Search the listing for the string "text" and copy every line that contains it.

>>

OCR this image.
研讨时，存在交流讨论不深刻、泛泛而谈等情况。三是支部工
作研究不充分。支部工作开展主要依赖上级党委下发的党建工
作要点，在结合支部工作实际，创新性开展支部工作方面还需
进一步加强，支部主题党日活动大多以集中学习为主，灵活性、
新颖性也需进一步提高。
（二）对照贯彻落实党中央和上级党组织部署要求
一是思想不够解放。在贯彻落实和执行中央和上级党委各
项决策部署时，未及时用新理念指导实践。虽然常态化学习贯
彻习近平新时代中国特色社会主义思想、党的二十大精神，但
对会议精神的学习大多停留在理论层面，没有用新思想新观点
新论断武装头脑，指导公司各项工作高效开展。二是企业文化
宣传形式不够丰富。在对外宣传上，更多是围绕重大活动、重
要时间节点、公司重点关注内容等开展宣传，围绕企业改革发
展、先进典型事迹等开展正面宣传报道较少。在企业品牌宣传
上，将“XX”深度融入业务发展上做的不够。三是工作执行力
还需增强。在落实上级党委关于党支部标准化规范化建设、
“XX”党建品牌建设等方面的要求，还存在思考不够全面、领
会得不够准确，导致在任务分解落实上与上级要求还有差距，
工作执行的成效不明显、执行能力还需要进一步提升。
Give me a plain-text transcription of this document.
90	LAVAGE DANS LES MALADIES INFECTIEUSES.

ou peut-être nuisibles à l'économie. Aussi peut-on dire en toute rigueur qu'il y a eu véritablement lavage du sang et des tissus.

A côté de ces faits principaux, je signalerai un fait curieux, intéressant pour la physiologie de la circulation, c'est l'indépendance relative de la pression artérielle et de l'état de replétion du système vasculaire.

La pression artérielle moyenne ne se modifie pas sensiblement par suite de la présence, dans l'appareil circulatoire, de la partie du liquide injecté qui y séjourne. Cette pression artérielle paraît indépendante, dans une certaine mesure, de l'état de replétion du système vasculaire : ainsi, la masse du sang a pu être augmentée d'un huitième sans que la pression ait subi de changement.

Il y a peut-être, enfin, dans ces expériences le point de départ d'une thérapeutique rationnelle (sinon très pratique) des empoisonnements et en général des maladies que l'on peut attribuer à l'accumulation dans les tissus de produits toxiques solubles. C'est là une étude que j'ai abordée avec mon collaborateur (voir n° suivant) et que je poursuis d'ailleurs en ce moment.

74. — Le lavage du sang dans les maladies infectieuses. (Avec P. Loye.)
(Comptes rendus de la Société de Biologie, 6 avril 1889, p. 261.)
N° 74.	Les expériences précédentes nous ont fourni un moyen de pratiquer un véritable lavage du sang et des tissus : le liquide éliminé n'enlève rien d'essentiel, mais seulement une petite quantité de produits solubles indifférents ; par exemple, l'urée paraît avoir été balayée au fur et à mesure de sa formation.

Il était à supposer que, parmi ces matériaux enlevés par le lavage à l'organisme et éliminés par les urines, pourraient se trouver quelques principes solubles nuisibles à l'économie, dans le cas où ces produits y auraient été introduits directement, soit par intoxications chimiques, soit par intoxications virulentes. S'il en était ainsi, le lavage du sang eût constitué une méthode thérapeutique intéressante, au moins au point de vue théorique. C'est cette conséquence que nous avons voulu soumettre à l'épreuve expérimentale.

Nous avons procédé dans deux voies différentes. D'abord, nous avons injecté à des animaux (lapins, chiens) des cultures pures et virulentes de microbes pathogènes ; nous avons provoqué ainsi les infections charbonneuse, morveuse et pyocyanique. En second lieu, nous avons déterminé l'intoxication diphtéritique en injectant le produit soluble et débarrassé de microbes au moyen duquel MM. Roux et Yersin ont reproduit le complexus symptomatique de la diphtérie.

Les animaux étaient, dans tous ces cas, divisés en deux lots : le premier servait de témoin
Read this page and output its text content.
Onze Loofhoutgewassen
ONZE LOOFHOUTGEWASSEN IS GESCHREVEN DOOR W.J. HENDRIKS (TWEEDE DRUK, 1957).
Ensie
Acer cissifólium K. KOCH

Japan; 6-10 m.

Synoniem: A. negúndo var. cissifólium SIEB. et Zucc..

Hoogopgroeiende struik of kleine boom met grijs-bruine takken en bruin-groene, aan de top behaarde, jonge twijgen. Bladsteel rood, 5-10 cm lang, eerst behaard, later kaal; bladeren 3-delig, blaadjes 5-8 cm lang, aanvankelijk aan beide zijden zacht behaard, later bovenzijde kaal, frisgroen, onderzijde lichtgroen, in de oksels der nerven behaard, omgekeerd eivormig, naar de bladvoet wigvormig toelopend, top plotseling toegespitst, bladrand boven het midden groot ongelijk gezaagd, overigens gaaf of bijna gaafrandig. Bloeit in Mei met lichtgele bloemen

<<

**Task result**:
Give me a plain-text transcription of this document.
Read this page and output its text content.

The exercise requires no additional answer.